What the exercise asks
Please copy the lines of the material below, unchanged, beginning at the line that contains "svg-text:62.780: 62.780 bbox=[1698, 257, 1729, 268]" and stopping after the line that contains "svg-text:12 Feb 21:00: 12".

# start of Extracted material

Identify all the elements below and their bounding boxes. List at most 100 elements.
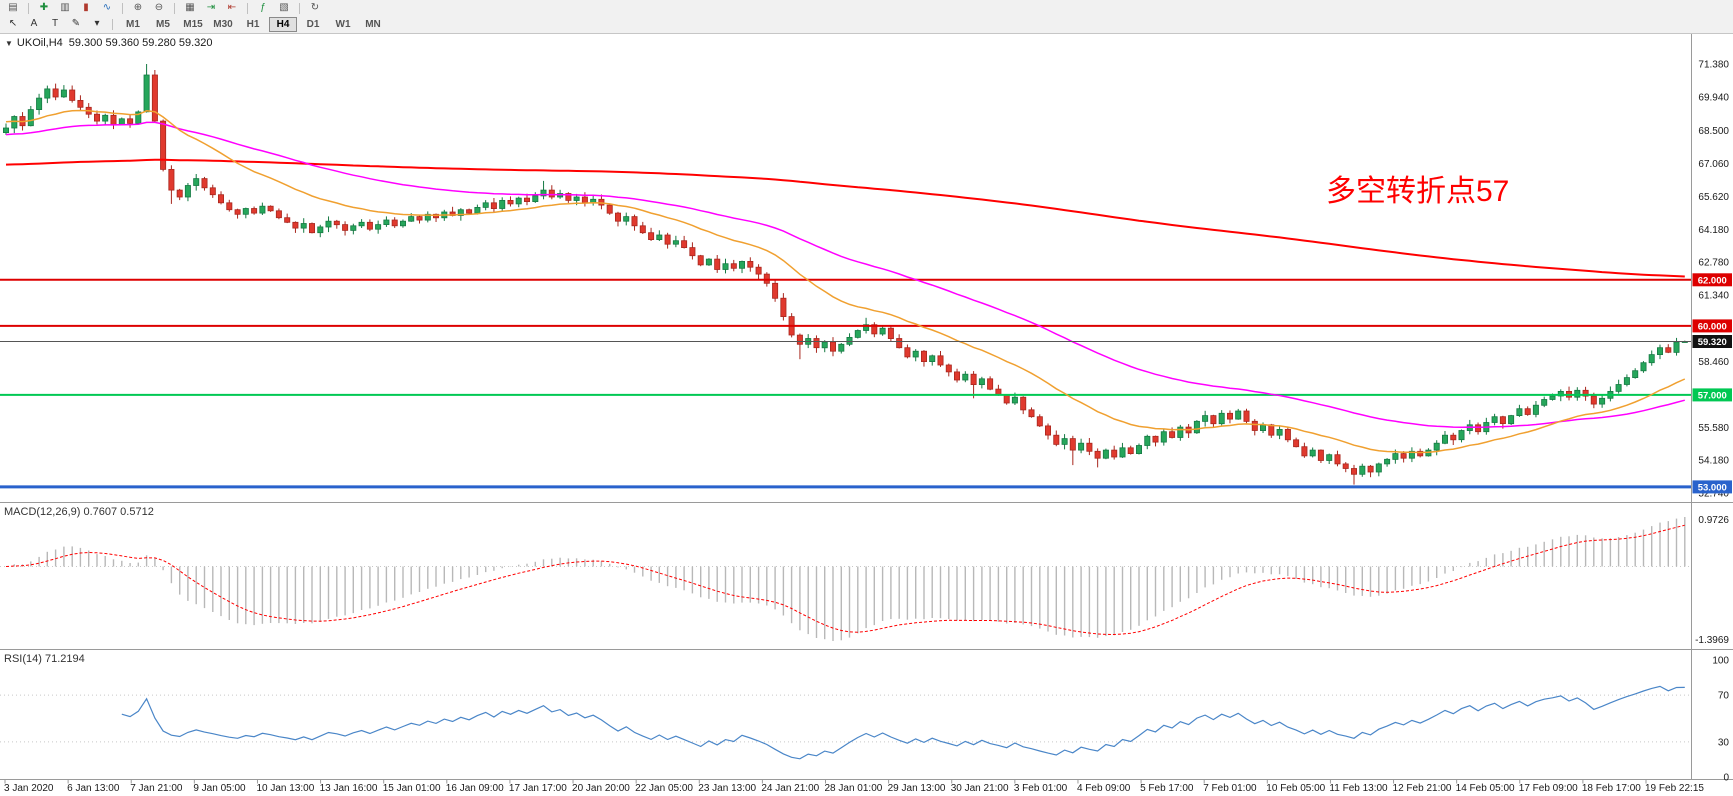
svg-text:62.780: 62.780 bbox=[1698, 257, 1729, 268]
svg-text:61.340: 61.340 bbox=[1698, 291, 1729, 302]
refresh-icon[interactable]: ↻ bbox=[310, 2, 320, 13]
timeframe-mn[interactable]: MN bbox=[365, 18, 381, 30]
svg-text:67.060: 67.060 bbox=[1698, 159, 1729, 170]
svg-text:16 Jan 09:00: 16 Jan 09:00 bbox=[446, 783, 504, 794]
svg-text:64.180: 64.180 bbox=[1698, 225, 1729, 236]
toolbar-separator bbox=[247, 2, 248, 14]
svg-text:22 Jan 05:00: 22 Jan 05:00 bbox=[635, 783, 693, 794]
timeframe-h1[interactable]: H1 bbox=[246, 18, 260, 30]
svg-text:0.9726: 0.9726 bbox=[1698, 515, 1729, 526]
tile-windows-icon[interactable]: ▦ bbox=[185, 2, 195, 13]
toolbar-separator bbox=[174, 2, 175, 14]
svg-text:58.460: 58.460 bbox=[1698, 357, 1729, 368]
svg-text:12 Feb 21:00: 12 Feb 21:00 bbox=[1393, 783, 1452, 794]
svg-text:13 Jan 16:00: 13 Jan 16:00 bbox=[320, 783, 378, 794]
symbol-dropdown-icon[interactable]: ▼ bbox=[5, 39, 13, 48]
svg-text:70: 70 bbox=[1718, 691, 1730, 702]
price-badge-53.000: 53.000 bbox=[1692, 480, 1732, 493]
svg-text:53.000: 53.000 bbox=[1698, 482, 1727, 493]
svg-text:5 Feb 17:00: 5 Feb 17:00 bbox=[1140, 783, 1194, 794]
chart-shift-icon[interactable]: ⇤ bbox=[227, 2, 237, 13]
timeframe-m1[interactable]: M1 bbox=[126, 18, 140, 30]
rsi-label: RSI(14) 71.2194 bbox=[4, 653, 85, 665]
svg-text:6 Jan 13:00: 6 Jan 13:00 bbox=[67, 783, 120, 794]
svg-text:60.000: 60.000 bbox=[1698, 321, 1727, 332]
toolbar-separator bbox=[299, 2, 300, 14]
svg-text:3 Jan 2020: 3 Jan 2020 bbox=[4, 783, 54, 794]
svg-text:10 Jan 13:00: 10 Jan 13:00 bbox=[256, 783, 314, 794]
annotation-text[interactable]: 多空转折点57 bbox=[1326, 175, 1510, 208]
svg-text:4 Feb 09:00: 4 Feb 09:00 bbox=[1077, 783, 1131, 794]
svg-text:30: 30 bbox=[1718, 737, 1730, 748]
chart-line-icon[interactable]: ∿ bbox=[102, 2, 112, 13]
timeframe-h4[interactable]: H4 bbox=[269, 16, 297, 32]
svg-text:100: 100 bbox=[1712, 656, 1729, 667]
toolbar-separator bbox=[122, 2, 123, 14]
auto-scroll-icon[interactable]: ⇥ bbox=[206, 2, 216, 13]
chart-bars-icon[interactable]: ▥ bbox=[60, 2, 70, 13]
price-badge-60.000: 60.000 bbox=[1692, 319, 1732, 333]
svg-text:3 Feb 01:00: 3 Feb 01:00 bbox=[1014, 783, 1068, 794]
svg-text:18 Feb 17:00: 18 Feb 17:00 bbox=[1582, 783, 1641, 794]
new-order-icon[interactable]: ✚ bbox=[39, 2, 49, 13]
candlestick-series bbox=[3, 64, 1688, 485]
toolbar-separator bbox=[112, 18, 113, 30]
price-badge-62.000: 62.000 bbox=[1692, 273, 1732, 286]
toolbar-row-1: ▤ ✚ ▥ ▮ ∿ ⊕ ⊖ ▦ ⇥ ⇤ ƒ ▧ ↻ bbox=[0, 0, 1733, 16]
ma-slow-line bbox=[5, 158, 1685, 278]
svg-text:59.320: 59.320 bbox=[1698, 337, 1727, 348]
svg-text:54.180: 54.180 bbox=[1698, 455, 1729, 466]
macd-pane: 0.9726 -1.3969 bbox=[0, 515, 1729, 646]
svg-text:62.000: 62.000 bbox=[1698, 275, 1727, 286]
price-badge-59.320: 59.320 bbox=[1692, 335, 1732, 348]
drawing-tools: ↖ A T ✎ ▾ bbox=[3, 16, 107, 32]
svg-text:24 Jan 21:00: 24 Jan 21:00 bbox=[761, 783, 819, 794]
svg-text:57.000: 57.000 bbox=[1698, 390, 1727, 401]
svg-text:10 Feb 05:00: 10 Feb 05:00 bbox=[1266, 783, 1325, 794]
toolbar: ▤ ✚ ▥ ▮ ∿ ⊕ ⊖ ▦ ⇥ ⇤ ƒ ▧ ↻ ↖ A T ✎ ▾ M1 M5 M15 M30 H1 H4 D1 W1 MN bbox=[0, 0, 1733, 34]
draw-tools-dropdown-icon[interactable]: ▾ bbox=[94, 18, 100, 29]
indicators-icon[interactable]: ƒ bbox=[260, 2, 266, 13]
svg-text:30 Jan 21:00: 30 Jan 21:00 bbox=[951, 783, 1009, 794]
price-badge-57.000: 57.000 bbox=[1692, 388, 1732, 402]
zoom-out-icon[interactable]: ⊖ bbox=[154, 2, 164, 13]
zoom-in-icon[interactable]: ⊕ bbox=[133, 2, 143, 13]
svg-text:55.580: 55.580 bbox=[1698, 423, 1729, 434]
svg-text:7 Feb 01:00: 7 Feb 01:00 bbox=[1203, 783, 1257, 794]
svg-text:11 Feb 13:00: 11 Feb 13:00 bbox=[1329, 783, 1388, 794]
timeframe-w1[interactable]: W1 bbox=[335, 18, 351, 30]
ohlc-values: 59.300 59.360 59.280 59.320 bbox=[68, 37, 213, 49]
svg-text:23 Jan 13:00: 23 Jan 13:00 bbox=[698, 783, 756, 794]
svg-text:69.940: 69.940 bbox=[1698, 93, 1729, 104]
timeframe-d1[interactable]: D1 bbox=[306, 18, 320, 30]
svg-text:68.500: 68.500 bbox=[1698, 126, 1729, 137]
timeframe-m30[interactable]: M30 bbox=[213, 18, 233, 30]
svg-text:17 Feb 09:00: 17 Feb 09:00 bbox=[1519, 783, 1578, 794]
svg-text:15 Jan 01:00: 15 Jan 01:00 bbox=[383, 783, 441, 794]
draw-tools[interactable]: ✎ bbox=[71, 18, 81, 29]
timeframe-m5[interactable]: M5 bbox=[156, 18, 170, 30]
macd-signal-line bbox=[5, 524, 1685, 636]
ma-medium-line bbox=[5, 121, 1685, 429]
text-label-tool[interactable]: A bbox=[30, 18, 38, 29]
svg-text:52.740: 52.740 bbox=[1698, 488, 1729, 499]
text-tool[interactable]: T bbox=[51, 18, 59, 29]
symbol-period: UKOil,H4 bbox=[16, 37, 63, 49]
ma-fast-line bbox=[5, 109, 1686, 454]
toolbar-separator bbox=[28, 2, 29, 14]
svg-text:19 Feb 22:15: 19 Feb 22:15 bbox=[1645, 783, 1704, 794]
svg-text:9 Jan 05:00: 9 Jan 05:00 bbox=[193, 783, 246, 794]
chart-candles-icon[interactable]: ▮ bbox=[83, 2, 89, 13]
macd-label: MACD(12,26,9) 0.7607 0.5712 bbox=[4, 506, 154, 518]
svg-text:14 Feb 05:00: 14 Feb 05:00 bbox=[1456, 783, 1515, 794]
templates-icon[interactable]: ▧ bbox=[279, 2, 289, 13]
timeframe-m15[interactable]: M15 bbox=[183, 18, 203, 30]
cursor-tool[interactable]: ↖ bbox=[8, 18, 18, 29]
time-axis[interactable]: 3 Jan 2020 6 Jan 13:00 7 Jan 21:00 9 Jan 05… bbox=[4, 779, 1704, 795]
svg-text:28 Jan 01:00: 28 Jan 01:00 bbox=[825, 783, 883, 794]
chart-window-icon[interactable]: ▤ bbox=[8, 2, 18, 13]
svg-text:71.380: 71.380 bbox=[1698, 60, 1729, 71]
svg-text:65.620: 65.620 bbox=[1698, 192, 1729, 203]
rsi-pane: 100 70 30 0 bbox=[0, 656, 1729, 784]
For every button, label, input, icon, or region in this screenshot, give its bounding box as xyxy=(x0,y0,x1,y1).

# end of Extracted material

Written reply
svg-text:62.780: 62.780 bbox=[1698, 257, 1729, 268]
svg-text:61.340: 61.340 bbox=[1698, 291, 1729, 302]
refresh-icon[interactable]: ↻ bbox=[310, 2, 320, 13]
timeframe-mn[interactable]: MN bbox=[365, 18, 381, 30]
svg-text:67.060: 67.060 bbox=[1698, 159, 1729, 170]
svg-text:16 Jan 09:00: 16 Jan 09:00 bbox=[446, 783, 504, 794]
svg-text:64.180: 64.180 bbox=[1698, 225, 1729, 236]
toolbar-separator bbox=[247, 2, 248, 14]
svg-text:22 Jan 05:00: 22 Jan 05:00 bbox=[635, 783, 693, 794]
timeframe-h1[interactable]: H1 bbox=[246, 18, 260, 30]
svg-text:0.9726: 0.9726 bbox=[1698, 515, 1729, 526]
tile-windows-icon[interactable]: ▦ bbox=[185, 2, 195, 13]
toolbar-separator bbox=[174, 2, 175, 14]
svg-text:58.460: 58.460 bbox=[1698, 357, 1729, 368]
svg-text:12 Feb 21:00: 12 Feb 21:00 bbox=[1393, 783, 1452, 794]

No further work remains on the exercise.